• Given task
From the listing that follows, extract every line and set it down unaltered.
[begin Data entries]
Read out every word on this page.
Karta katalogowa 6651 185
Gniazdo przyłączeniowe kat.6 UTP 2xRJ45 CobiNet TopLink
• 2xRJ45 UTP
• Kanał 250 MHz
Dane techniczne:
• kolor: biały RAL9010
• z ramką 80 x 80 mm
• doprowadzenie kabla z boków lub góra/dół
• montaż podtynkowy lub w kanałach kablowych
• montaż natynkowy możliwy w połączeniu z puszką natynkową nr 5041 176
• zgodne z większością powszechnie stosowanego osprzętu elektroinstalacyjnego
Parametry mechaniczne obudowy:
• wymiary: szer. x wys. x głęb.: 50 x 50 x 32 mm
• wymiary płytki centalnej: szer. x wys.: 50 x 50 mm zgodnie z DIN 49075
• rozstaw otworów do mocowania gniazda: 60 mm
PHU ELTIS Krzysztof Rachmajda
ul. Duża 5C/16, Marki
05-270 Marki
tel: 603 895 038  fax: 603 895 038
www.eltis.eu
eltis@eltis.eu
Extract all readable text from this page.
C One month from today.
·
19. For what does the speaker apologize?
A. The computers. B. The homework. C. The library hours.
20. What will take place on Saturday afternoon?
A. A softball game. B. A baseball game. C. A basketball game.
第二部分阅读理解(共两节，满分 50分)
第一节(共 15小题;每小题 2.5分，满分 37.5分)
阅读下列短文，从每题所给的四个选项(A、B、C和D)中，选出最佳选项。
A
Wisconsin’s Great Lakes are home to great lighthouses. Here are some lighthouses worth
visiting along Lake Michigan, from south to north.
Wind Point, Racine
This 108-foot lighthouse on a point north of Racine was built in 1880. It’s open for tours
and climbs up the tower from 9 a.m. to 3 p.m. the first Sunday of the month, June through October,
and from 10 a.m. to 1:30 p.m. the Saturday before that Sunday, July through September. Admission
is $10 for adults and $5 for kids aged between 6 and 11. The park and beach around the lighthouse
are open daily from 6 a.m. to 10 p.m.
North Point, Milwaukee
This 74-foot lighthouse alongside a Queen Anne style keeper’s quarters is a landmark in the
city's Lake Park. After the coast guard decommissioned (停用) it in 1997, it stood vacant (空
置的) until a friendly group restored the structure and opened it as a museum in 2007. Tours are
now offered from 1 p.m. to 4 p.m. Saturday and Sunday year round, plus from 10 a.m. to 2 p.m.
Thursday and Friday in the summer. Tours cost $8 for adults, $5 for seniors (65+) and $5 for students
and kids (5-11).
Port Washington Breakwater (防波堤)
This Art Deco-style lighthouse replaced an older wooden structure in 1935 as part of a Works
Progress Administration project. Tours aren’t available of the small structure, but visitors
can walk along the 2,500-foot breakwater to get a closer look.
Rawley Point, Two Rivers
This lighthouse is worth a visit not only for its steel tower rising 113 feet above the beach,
[end Data entries]
• Solution to this exercise
Read out every word on this page.
Karta katalogowa 6651 185
Gniazdo przyłączeniowe kat.6 UTP 2xRJ45 CobiNet TopLink
• 2xRJ45 UTP
• Kanał 250 MHz
Dane techniczne:
• kolor: biały RAL9010
• z ramką 80 x 80 mm
• doprowadzenie kabla z boków lub góra/dół
• montaż podtynkowy lub w kanałach kablowych
• montaż natynkowy możliwy w połączeniu z puszką natynkową nr 5041 176
• zgodne z większością powszechnie stosowanego osprzętu elektroinstalacyjnego
Parametry mechaniczne obudowy:
• wymiary: szer. x wys. x głęb.: 50 x 50 x 32 mm
• wymiary płytki centalnej: szer. x wys.: 50 x 50 mm zgodnie z DIN 49075
• rozstaw otworów do mocowania gniazda: 60 mm
PHU ELTIS Krzysztof Rachmajda
ul. Duża 5C/16, Marki
05-270 Marki
tel: 603 895 038  fax: 603 895 038
www.eltis.eu
eltis@eltis.eu
Extract all readable text from this page.
C One month from today.
·
19. For what does the speaker apologize?
A. The computers. B. The homework. C. The library hours.
20. What will take place on Saturday afternoon?
A. A softball game. B. A baseball game. C. A basketball game.
第二部分阅读理解(共两节，满分 50分)
第一节(共 15小题;每小题 2.5分，满分 37.5分)
阅读下列短文，从每题所给的四个选项(A、B、C和D)中，选出最佳选项。
A
Wisconsin’s Great Lakes are home to great lighthouses. Here are some lighthouses worth
visiting along Lake Michigan, from south to north.
Wind Point, Racine
This 108-foot lighthouse on a point north of Racine was built in 1880. It’s open for tours
and climbs up the tower from 9 a.m. to 3 p.m. the first Sunday of the month, June through October,
and from 10 a.m. to 1:30 p.m. the Saturday before that Sunday, July through September. Admission
is $10 for adults and $5 for kids aged between 6 and 11. The park and beach around the lighthouse
are open daily from 6 a.m. to 10 p.m.
North Point, Milwaukee
This 74-foot lighthouse alongside a Queen Anne style keeper’s quarters is a landmark in the
city's Lake Park. After the coast guard decommissioned (停用) it in 1997, it stood vacant (空
置的) until a friendly group restored the structure and opened it as a museum in 2007. Tours are
now offered from 1 p.m. to 4 p.m. Saturday and Sunday year round, plus from 10 a.m. to 2 p.m.
Thursday and Friday in the summer. Tours cost $8 for adults, $5 for seniors (65+) and $5 for students
and kids (5-11).
Port Washington Breakwater (防波堤)
This Art Deco-style lighthouse replaced an older wooden structure in 1935 as part of a Works
Progress Administration project. Tours aren’t available of the small structure, but visitors
can walk along the 2,500-foot breakwater to get a closer look.
Rawley Point, Two Rivers
This lighthouse is worth a visit not only for its steel tower rising 113 feet above the beach,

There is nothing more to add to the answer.